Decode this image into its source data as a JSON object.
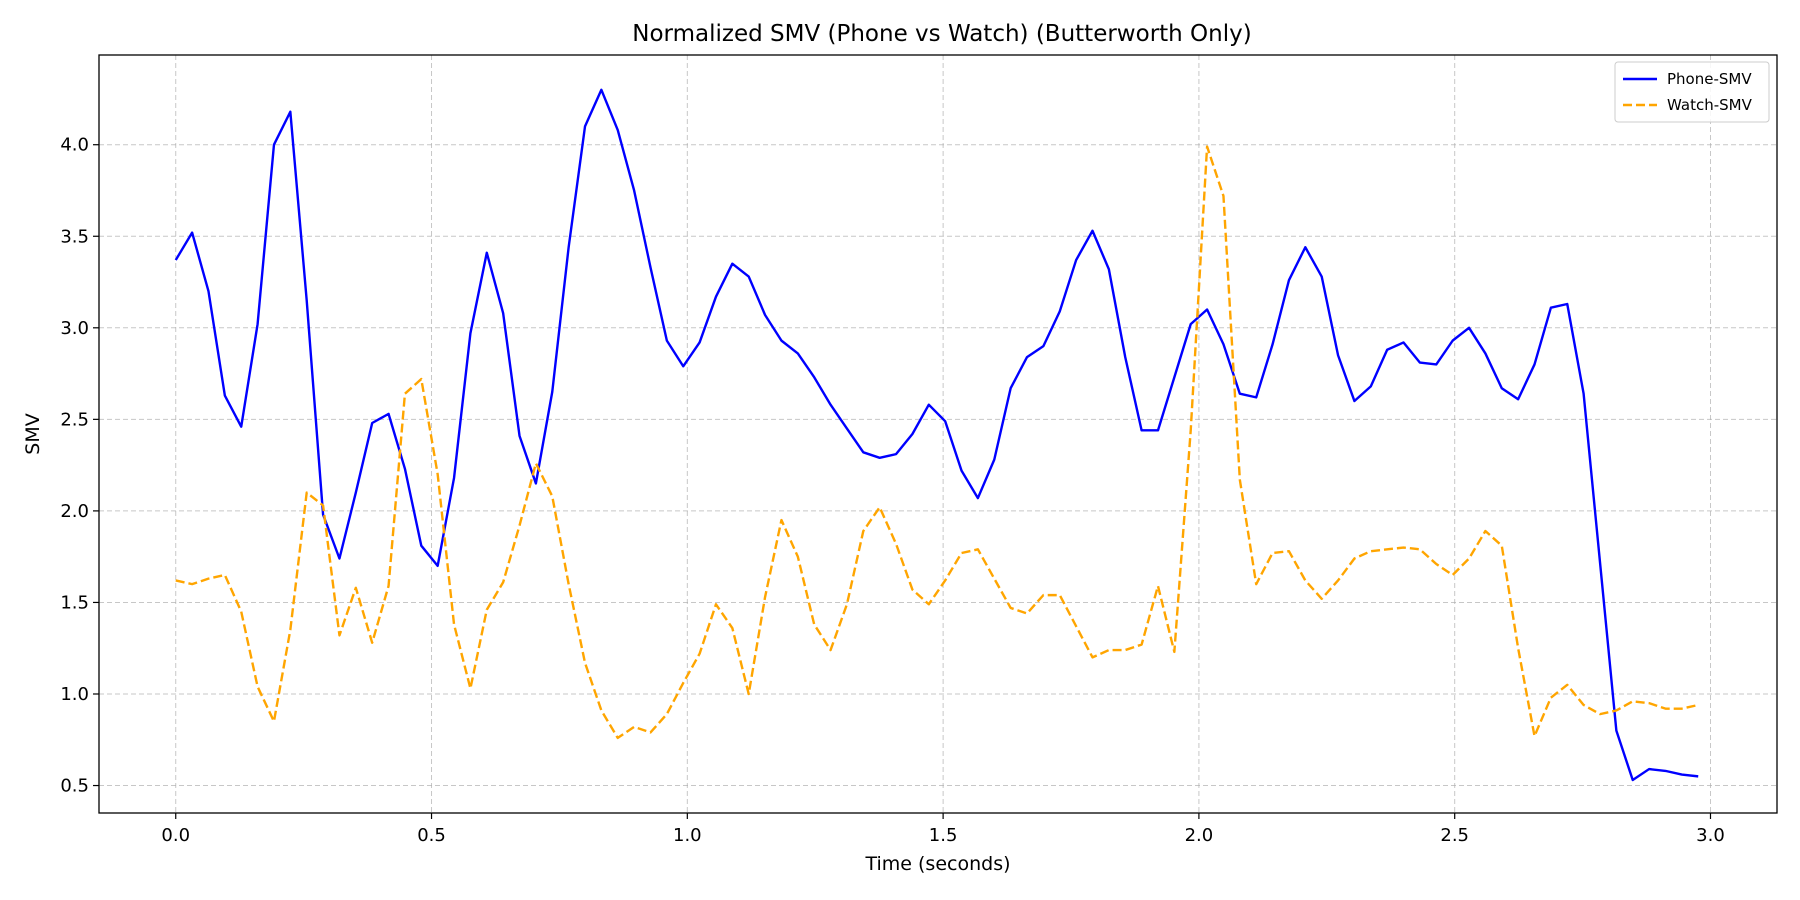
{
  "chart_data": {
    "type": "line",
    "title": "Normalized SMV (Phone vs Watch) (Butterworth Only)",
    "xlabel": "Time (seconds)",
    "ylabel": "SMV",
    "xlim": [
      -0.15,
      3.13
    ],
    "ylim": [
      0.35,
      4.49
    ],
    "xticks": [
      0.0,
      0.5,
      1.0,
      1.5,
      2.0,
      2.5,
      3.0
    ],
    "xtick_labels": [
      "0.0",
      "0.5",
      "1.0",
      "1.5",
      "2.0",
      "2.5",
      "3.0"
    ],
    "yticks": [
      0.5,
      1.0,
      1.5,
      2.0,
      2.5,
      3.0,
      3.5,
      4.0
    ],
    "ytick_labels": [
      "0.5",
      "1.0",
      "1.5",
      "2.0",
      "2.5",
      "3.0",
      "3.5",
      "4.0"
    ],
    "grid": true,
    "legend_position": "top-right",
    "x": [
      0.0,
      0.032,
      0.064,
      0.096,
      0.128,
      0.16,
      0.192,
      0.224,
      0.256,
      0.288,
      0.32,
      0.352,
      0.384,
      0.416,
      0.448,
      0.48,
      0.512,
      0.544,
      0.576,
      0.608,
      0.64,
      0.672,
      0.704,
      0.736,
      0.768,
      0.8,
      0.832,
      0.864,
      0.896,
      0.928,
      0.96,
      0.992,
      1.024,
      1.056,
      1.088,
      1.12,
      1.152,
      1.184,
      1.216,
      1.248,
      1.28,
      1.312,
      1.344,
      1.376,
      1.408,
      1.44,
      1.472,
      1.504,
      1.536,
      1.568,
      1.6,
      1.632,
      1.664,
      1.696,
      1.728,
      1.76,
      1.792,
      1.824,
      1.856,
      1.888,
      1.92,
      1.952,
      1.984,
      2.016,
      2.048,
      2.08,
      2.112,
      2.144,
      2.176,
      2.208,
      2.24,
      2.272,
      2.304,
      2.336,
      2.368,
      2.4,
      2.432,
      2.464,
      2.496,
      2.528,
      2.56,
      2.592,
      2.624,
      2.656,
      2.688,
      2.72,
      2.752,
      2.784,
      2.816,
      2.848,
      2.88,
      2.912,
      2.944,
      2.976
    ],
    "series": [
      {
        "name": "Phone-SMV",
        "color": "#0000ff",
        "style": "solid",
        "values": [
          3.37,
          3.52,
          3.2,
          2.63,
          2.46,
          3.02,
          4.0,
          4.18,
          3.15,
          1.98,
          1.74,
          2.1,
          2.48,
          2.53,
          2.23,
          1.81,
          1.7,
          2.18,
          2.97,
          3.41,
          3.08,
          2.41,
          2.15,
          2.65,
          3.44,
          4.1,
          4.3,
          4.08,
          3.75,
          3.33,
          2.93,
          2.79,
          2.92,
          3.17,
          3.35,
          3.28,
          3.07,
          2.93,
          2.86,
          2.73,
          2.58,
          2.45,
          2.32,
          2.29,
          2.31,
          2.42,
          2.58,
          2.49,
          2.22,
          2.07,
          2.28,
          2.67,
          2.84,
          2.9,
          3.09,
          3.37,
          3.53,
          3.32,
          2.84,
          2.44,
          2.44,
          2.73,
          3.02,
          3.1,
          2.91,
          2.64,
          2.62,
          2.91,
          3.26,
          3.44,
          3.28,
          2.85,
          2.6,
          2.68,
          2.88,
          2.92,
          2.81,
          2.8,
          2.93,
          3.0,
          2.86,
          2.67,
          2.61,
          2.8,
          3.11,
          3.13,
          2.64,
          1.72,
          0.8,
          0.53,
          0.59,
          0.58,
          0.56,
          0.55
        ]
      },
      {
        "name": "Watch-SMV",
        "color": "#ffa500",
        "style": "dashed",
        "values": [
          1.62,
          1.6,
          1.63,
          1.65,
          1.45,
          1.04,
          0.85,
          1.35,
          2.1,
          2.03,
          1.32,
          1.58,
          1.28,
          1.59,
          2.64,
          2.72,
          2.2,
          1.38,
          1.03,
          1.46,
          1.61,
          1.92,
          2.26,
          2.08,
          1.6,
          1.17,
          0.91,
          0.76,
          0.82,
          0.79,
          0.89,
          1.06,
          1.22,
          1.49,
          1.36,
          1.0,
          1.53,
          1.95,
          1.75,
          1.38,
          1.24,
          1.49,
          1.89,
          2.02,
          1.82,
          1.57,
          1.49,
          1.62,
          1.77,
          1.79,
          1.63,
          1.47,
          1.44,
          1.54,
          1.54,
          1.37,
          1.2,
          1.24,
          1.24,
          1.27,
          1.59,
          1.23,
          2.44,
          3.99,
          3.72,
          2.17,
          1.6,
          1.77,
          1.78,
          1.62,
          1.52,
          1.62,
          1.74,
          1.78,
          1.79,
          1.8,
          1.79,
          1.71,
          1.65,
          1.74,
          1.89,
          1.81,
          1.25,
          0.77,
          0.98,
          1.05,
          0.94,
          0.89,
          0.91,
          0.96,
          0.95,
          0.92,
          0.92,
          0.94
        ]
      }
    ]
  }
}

-*-*-

_What is needed:_
The records above need to be restated word for word, with the pictures left out.

_Final result:_
Decode this image into its source data as a JSON object.
{
  "chart_data": {
    "type": "line",
    "title": "Normalized SMV (Phone vs Watch) (Butterworth Only)",
    "xlabel": "Time (seconds)",
    "ylabel": "SMV",
    "xlim": [
      -0.15,
      3.13
    ],
    "ylim": [
      0.35,
      4.49
    ],
    "xticks": [
      0.0,
      0.5,
      1.0,
      1.5,
      2.0,
      2.5,
      3.0
    ],
    "xtick_labels": [
      "0.0",
      "0.5",
      "1.0",
      "1.5",
      "2.0",
      "2.5",
      "3.0"
    ],
    "yticks": [
      0.5,
      1.0,
      1.5,
      2.0,
      2.5,
      3.0,
      3.5,
      4.0
    ],
    "ytick_labels": [
      "0.5",
      "1.0",
      "1.5",
      "2.0",
      "2.5",
      "3.0",
      "3.5",
      "4.0"
    ],
    "grid": true,
    "legend_position": "top-right",
    "x": [
      0.0,
      0.032,
      0.064,
      0.096,
      0.128,
      0.16,
      0.192,
      0.224,
      0.256,
      0.288,
      0.32,
      0.352,
      0.384,
      0.416,
      0.448,
      0.48,
      0.512,
      0.544,
      0.576,
      0.608,
      0.64,
      0.672,
      0.704,
      0.736,
      0.768,
      0.8,
      0.832,
      0.864,
      0.896,
      0.928,
      0.96,
      0.992,
      1.024,
      1.056,
      1.088,
      1.12,
      1.152,
      1.184,
      1.216,
      1.248,
      1.28,
      1.312,
      1.344,
      1.376,
      1.408,
      1.44,
      1.472,
      1.504,
      1.536,
      1.568,
      1.6,
      1.632,
      1.664,
      1.696,
      1.728,
      1.76,
      1.792,
      1.824,
      1.856,
      1.888,
      1.92,
      1.952,
      1.984,
      2.016,
      2.048,
      2.08,
      2.112,
      2.144,
      2.176,
      2.208,
      2.24,
      2.272,
      2.304,
      2.336,
      2.368,
      2.4,
      2.432,
      2.464,
      2.496,
      2.528,
      2.56,
      2.592,
      2.624,
      2.656,
      2.688,
      2.72,
      2.752,
      2.784,
      2.816,
      2.848,
      2.88,
      2.912,
      2.944,
      2.976
    ],
    "series": [
      {
        "name": "Phone-SMV",
        "color": "#0000ff",
        "style": "solid",
        "values": [
          3.37,
          3.52,
          3.2,
          2.63,
          2.46,
          3.02,
          4.0,
          4.18,
          3.15,
          1.98,
          1.74,
          2.1,
          2.48,
          2.53,
          2.23,
          1.81,
          1.7,
          2.18,
          2.97,
          3.41,
          3.08,
          2.41,
          2.15,
          2.65,
          3.44,
          4.1,
          4.3,
          4.08,
          3.75,
          3.33,
          2.93,
          2.79,
          2.92,
          3.17,
          3.35,
          3.28,
          3.07,
          2.93,
          2.86,
          2.73,
          2.58,
          2.45,
          2.32,
          2.29,
          2.31,
          2.42,
          2.58,
          2.49,
          2.22,
          2.07,
          2.28,
          2.67,
          2.84,
          2.9,
          3.09,
          3.37,
          3.53,
          3.32,
          2.84,
          2.44,
          2.44,
          2.73,
          3.02,
          3.1,
          2.91,
          2.64,
          2.62,
          2.91,
          3.26,
          3.44,
          3.28,
          2.85,
          2.6,
          2.68,
          2.88,
          2.92,
          2.81,
          2.8,
          2.93,
          3.0,
          2.86,
          2.67,
          2.61,
          2.8,
          3.11,
          3.13,
          2.64,
          1.72,
          0.8,
          0.53,
          0.59,
          0.58,
          0.56,
          0.55
        ]
      },
      {
        "name": "Watch-SMV",
        "color": "#ffa500",
        "style": "dashed",
        "values": [
          1.62,
          1.6,
          1.63,
          1.65,
          1.45,
          1.04,
          0.85,
          1.35,
          2.1,
          2.03,
          1.32,
          1.58,
          1.28,
          1.59,
          2.64,
          2.72,
          2.2,
          1.38,
          1.03,
          1.46,
          1.61,
          1.92,
          2.26,
          2.08,
          1.6,
          1.17,
          0.91,
          0.76,
          0.82,
          0.79,
          0.89,
          1.06,
          1.22,
          1.49,
          1.36,
          1.0,
          1.53,
          1.95,
          1.75,
          1.38,
          1.24,
          1.49,
          1.89,
          2.02,
          1.82,
          1.57,
          1.49,
          1.62,
          1.77,
          1.79,
          1.63,
          1.47,
          1.44,
          1.54,
          1.54,
          1.37,
          1.2,
          1.24,
          1.24,
          1.27,
          1.59,
          1.23,
          2.44,
          3.99,
          3.72,
          2.17,
          1.6,
          1.77,
          1.78,
          1.62,
          1.52,
          1.62,
          1.74,
          1.78,
          1.79,
          1.8,
          1.79,
          1.71,
          1.65,
          1.74,
          1.89,
          1.81,
          1.25,
          0.77,
          0.98,
          1.05,
          0.94,
          0.89,
          0.91,
          0.96,
          0.95,
          0.92,
          0.92,
          0.94
        ]
      }
    ]
  }
}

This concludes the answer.